*** The data ***

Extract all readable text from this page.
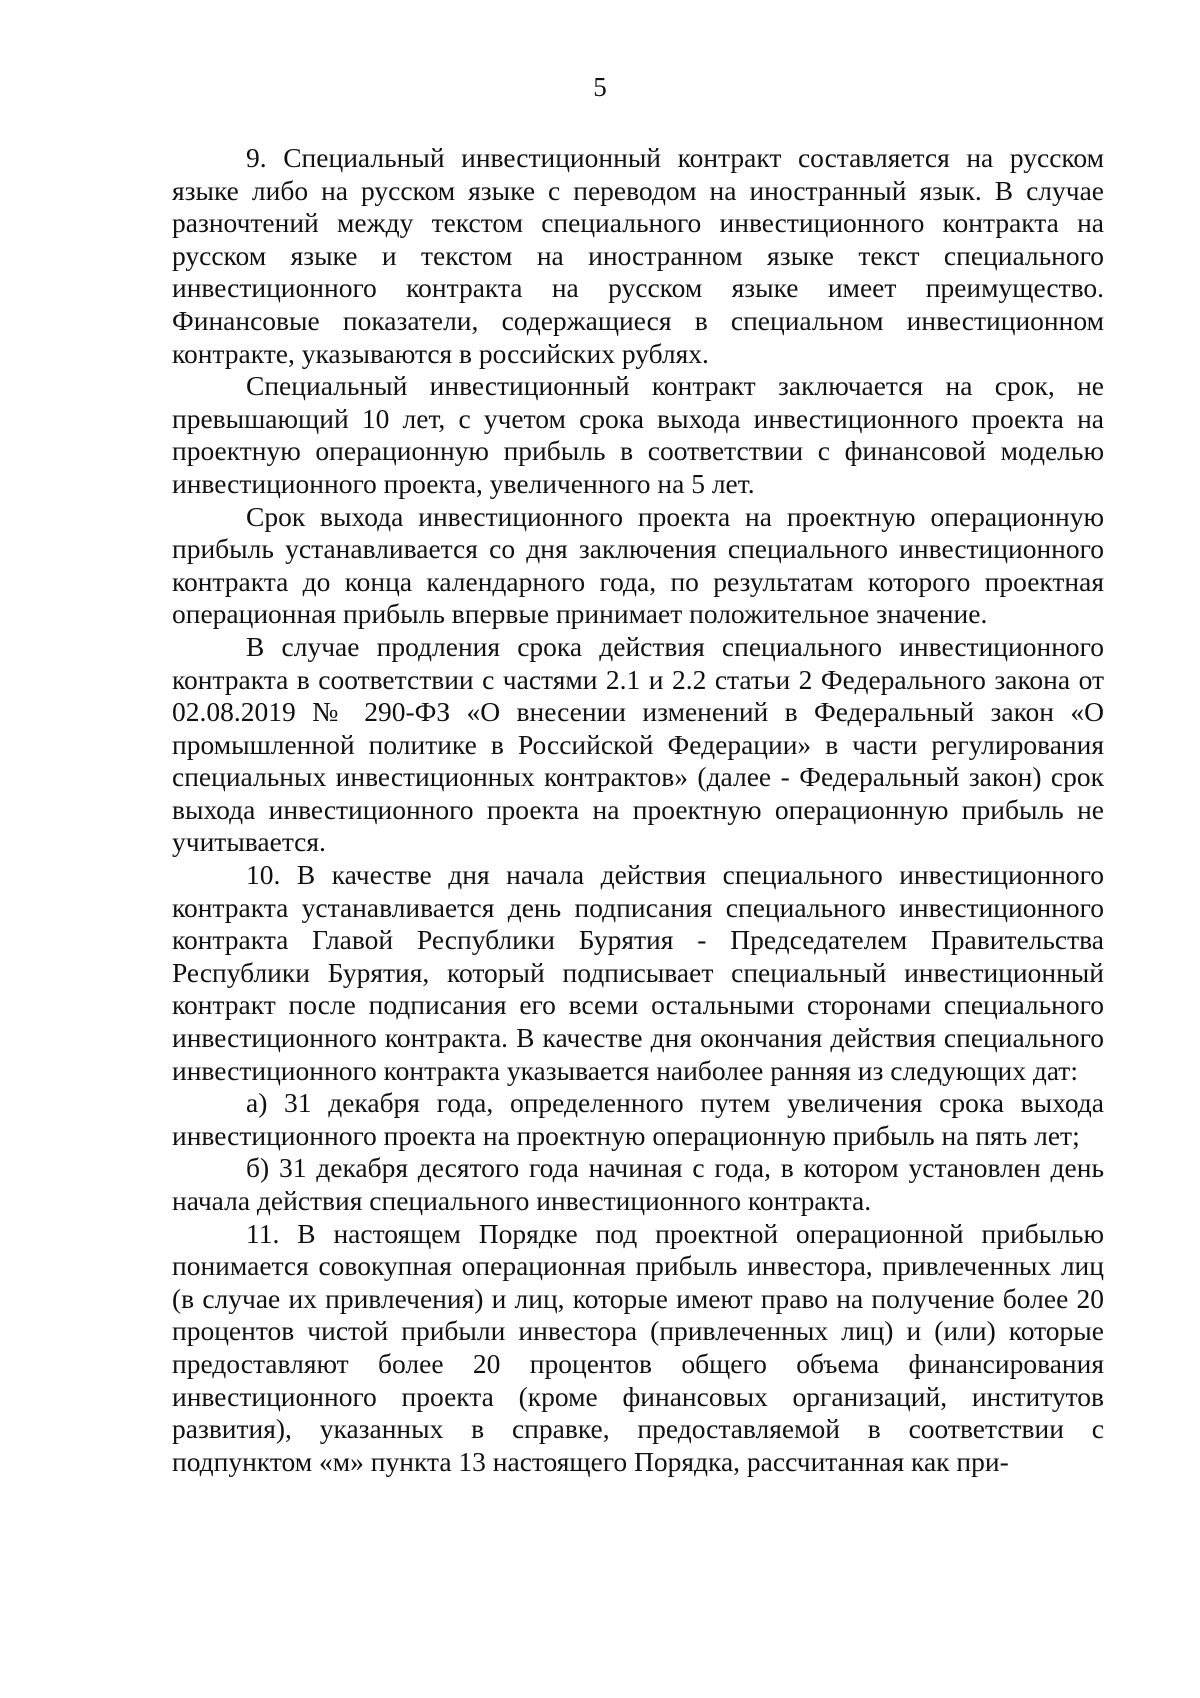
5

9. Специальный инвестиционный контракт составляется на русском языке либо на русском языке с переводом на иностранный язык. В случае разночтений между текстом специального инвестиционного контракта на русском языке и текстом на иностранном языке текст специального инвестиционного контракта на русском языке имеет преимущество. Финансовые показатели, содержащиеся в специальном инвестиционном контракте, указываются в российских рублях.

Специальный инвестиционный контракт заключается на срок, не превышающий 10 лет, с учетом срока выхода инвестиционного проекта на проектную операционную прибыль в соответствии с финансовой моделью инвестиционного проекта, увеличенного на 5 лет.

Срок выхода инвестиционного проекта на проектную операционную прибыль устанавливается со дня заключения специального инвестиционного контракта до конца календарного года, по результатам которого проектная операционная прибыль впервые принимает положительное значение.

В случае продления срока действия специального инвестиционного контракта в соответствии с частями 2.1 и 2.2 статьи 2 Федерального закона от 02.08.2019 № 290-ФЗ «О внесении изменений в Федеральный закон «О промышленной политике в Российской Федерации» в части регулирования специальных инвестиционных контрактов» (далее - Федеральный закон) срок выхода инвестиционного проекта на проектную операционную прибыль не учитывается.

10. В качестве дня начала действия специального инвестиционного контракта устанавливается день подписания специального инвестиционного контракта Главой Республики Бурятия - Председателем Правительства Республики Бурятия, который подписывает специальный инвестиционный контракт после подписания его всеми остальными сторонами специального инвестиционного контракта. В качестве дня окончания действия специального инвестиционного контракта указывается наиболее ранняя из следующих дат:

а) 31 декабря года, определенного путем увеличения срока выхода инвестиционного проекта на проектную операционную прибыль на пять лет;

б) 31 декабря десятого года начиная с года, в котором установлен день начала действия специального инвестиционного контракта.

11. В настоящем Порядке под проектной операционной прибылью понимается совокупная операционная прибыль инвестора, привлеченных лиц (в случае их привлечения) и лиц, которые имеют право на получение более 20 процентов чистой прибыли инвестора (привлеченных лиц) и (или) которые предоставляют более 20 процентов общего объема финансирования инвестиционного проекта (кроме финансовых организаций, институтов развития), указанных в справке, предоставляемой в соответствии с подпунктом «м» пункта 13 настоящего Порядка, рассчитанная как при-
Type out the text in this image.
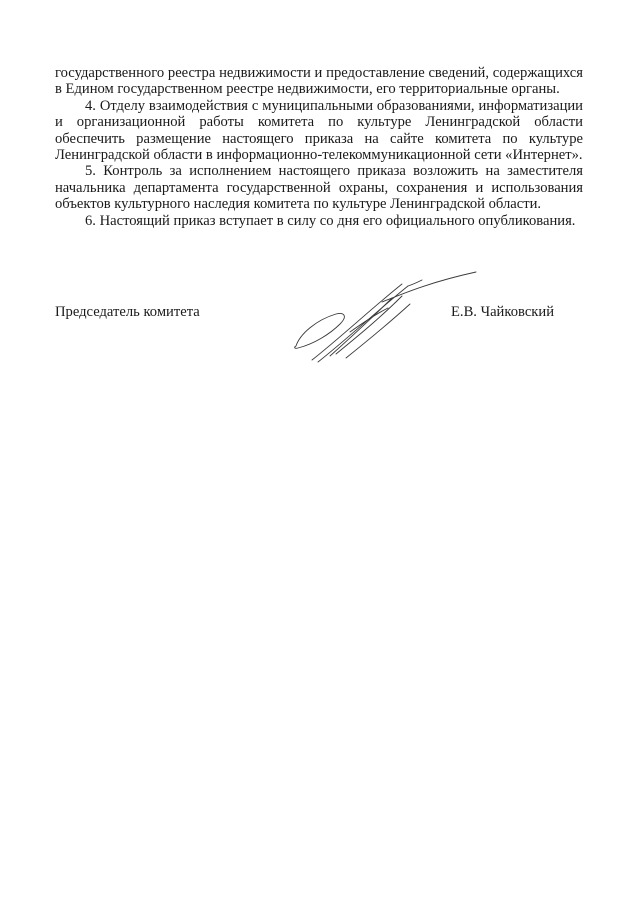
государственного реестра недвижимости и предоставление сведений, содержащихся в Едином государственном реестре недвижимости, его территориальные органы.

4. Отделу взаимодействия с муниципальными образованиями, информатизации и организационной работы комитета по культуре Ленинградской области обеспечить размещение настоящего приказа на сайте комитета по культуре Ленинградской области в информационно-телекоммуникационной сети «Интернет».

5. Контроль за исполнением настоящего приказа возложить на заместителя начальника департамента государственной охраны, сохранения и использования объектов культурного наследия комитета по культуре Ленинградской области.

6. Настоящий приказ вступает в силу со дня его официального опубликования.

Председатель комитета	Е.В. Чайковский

***
*** The data ***

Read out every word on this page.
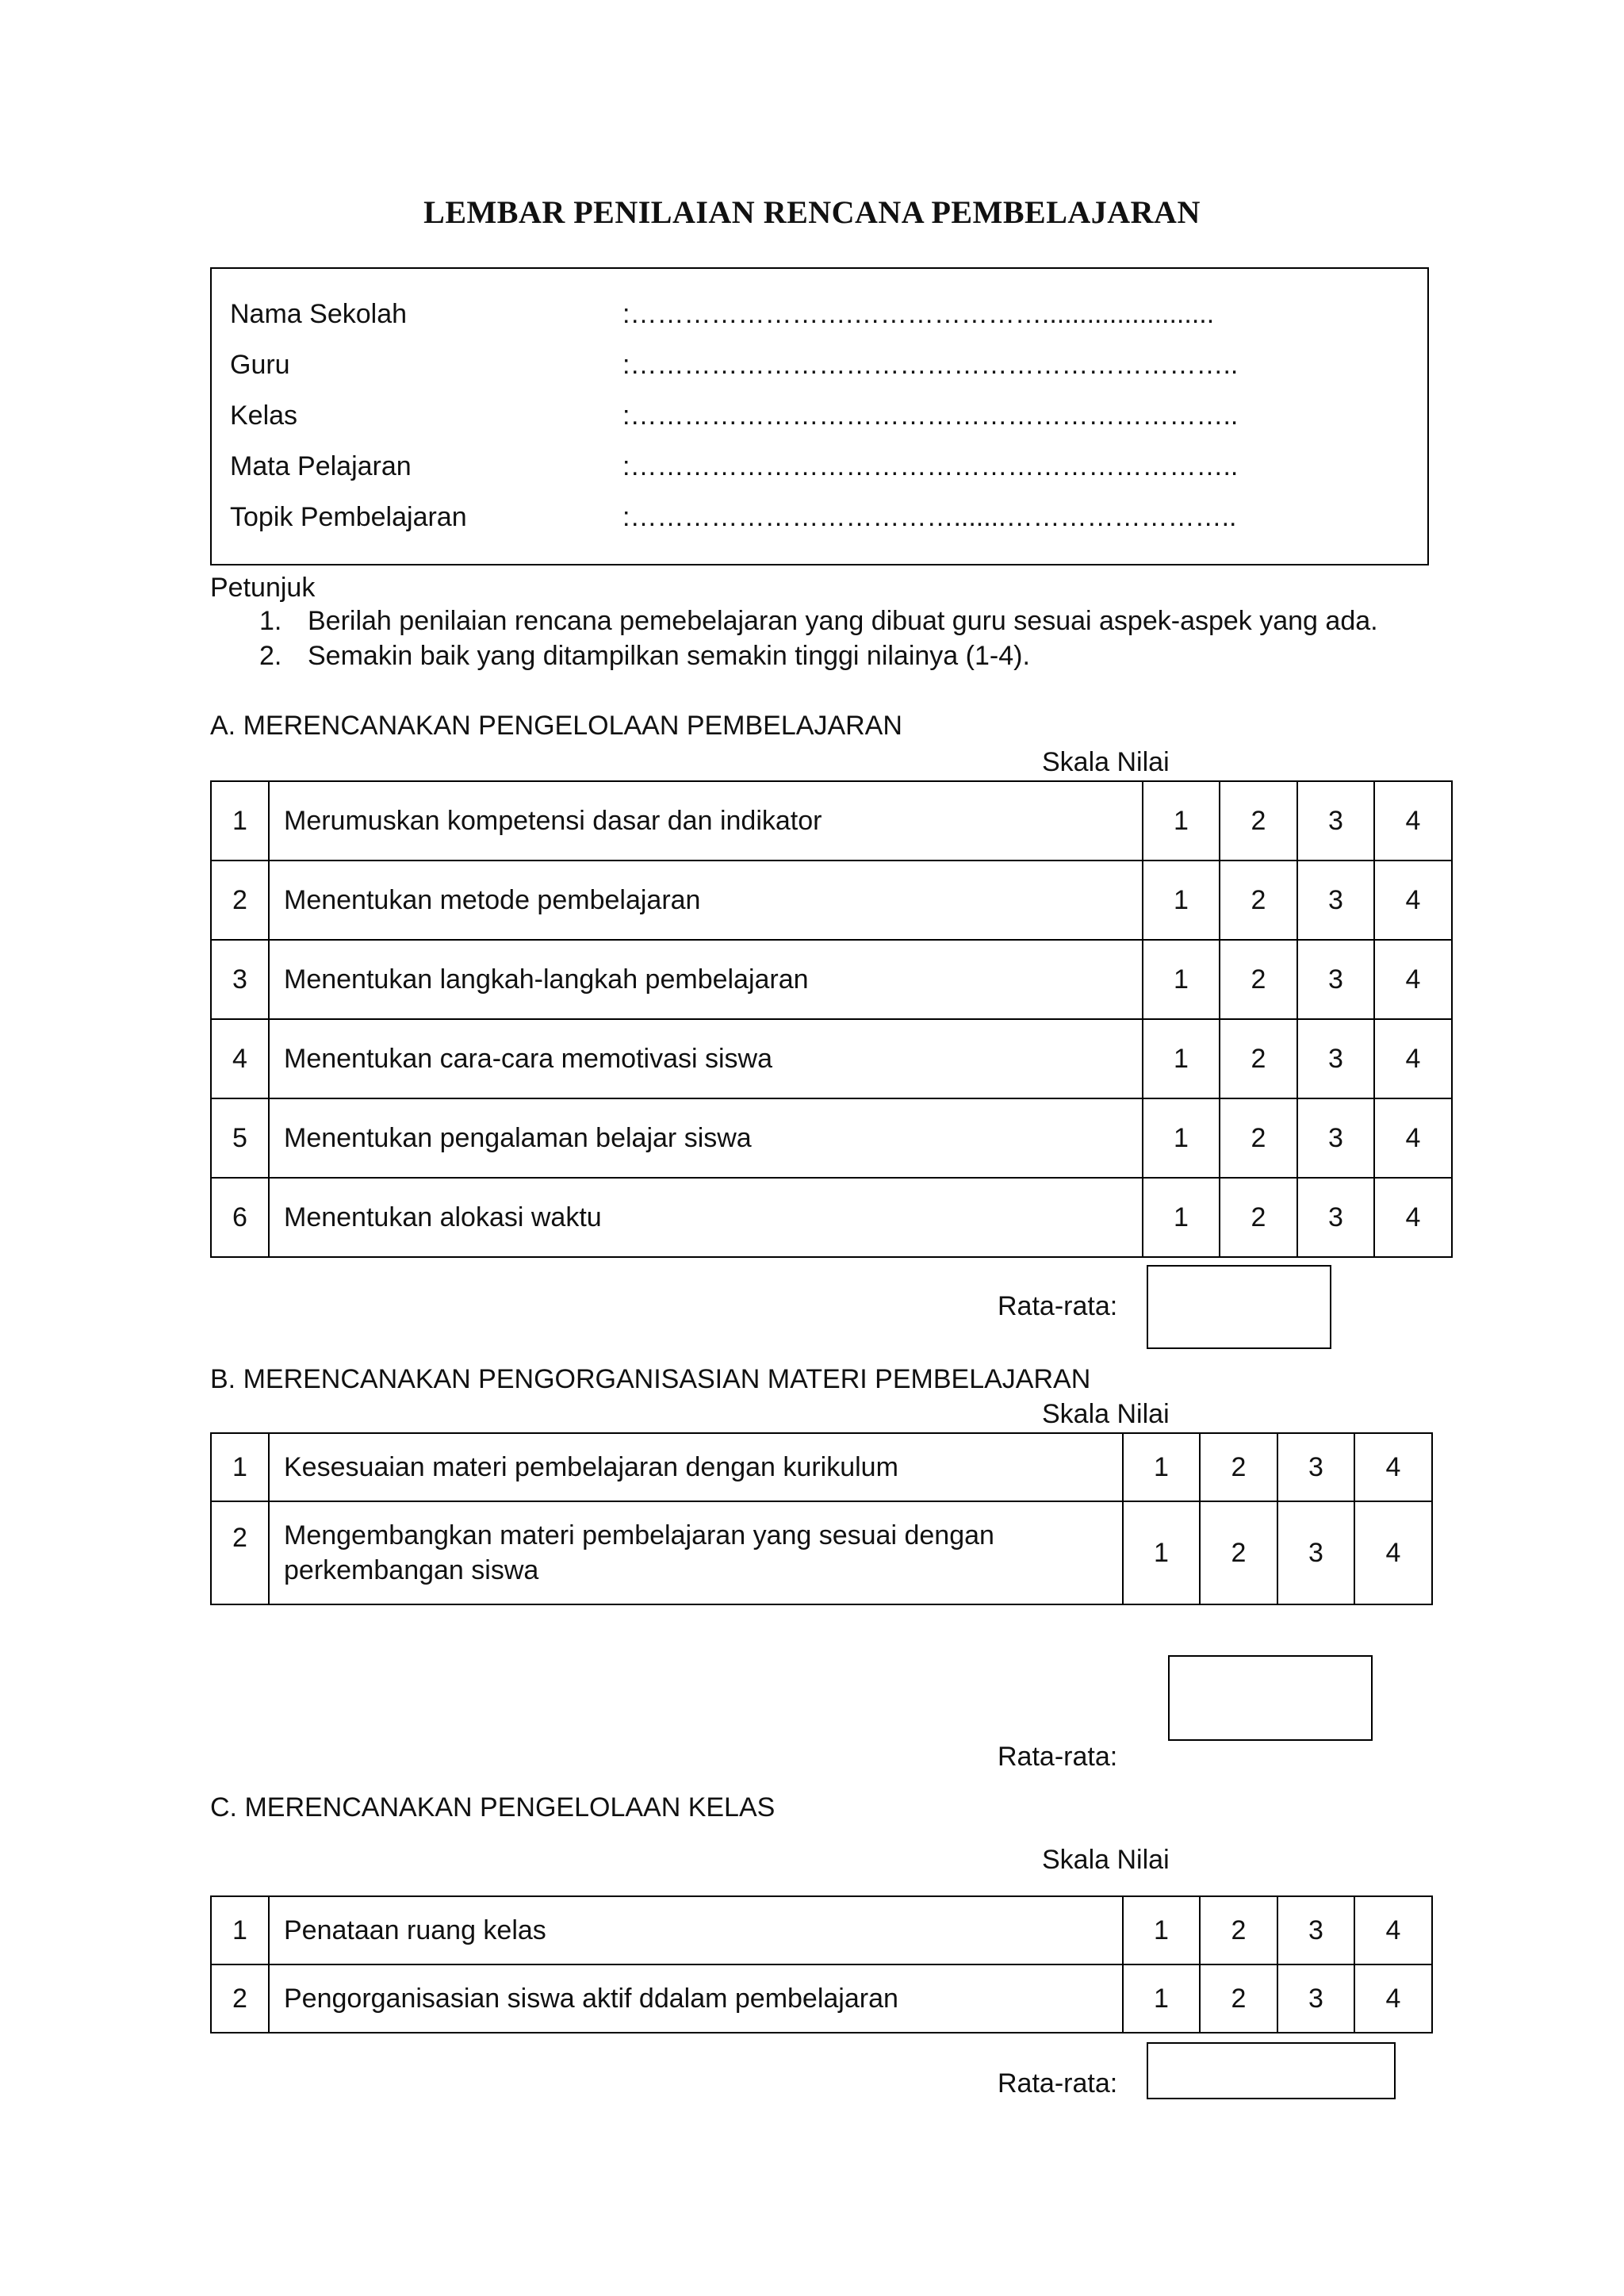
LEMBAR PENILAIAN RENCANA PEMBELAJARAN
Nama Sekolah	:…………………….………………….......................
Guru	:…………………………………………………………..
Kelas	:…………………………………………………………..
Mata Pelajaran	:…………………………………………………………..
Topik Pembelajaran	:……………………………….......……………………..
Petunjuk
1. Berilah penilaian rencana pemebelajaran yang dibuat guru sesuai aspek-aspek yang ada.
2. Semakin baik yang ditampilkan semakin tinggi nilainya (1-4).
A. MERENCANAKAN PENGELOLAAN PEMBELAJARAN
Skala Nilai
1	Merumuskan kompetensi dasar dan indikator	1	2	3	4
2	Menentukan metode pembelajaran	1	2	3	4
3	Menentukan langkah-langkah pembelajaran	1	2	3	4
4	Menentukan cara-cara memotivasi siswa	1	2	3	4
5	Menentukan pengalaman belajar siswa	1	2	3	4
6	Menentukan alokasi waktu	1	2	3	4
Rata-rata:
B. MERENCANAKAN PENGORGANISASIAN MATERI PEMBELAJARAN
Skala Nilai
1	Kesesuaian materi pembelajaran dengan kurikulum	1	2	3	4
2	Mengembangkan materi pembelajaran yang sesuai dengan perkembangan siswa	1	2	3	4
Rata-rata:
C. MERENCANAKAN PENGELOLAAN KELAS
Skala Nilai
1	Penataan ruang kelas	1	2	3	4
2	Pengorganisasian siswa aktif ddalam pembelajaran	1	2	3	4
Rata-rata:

***

#### [Task prompt]
Go through the records above, find every line with the word "Menentukan", and list those lines.

#### [Result]
2	Menentukan metode pembelajaran	1	2	3	4
3	Menentukan langkah-langkah pembelajaran	1	2	3	4
4	Menentukan cara-cara memotivasi siswa	1	2	3	4
5	Menentukan pengalaman belajar siswa	1	2	3	4
6	Menentukan alokasi waktu	1	2	3	4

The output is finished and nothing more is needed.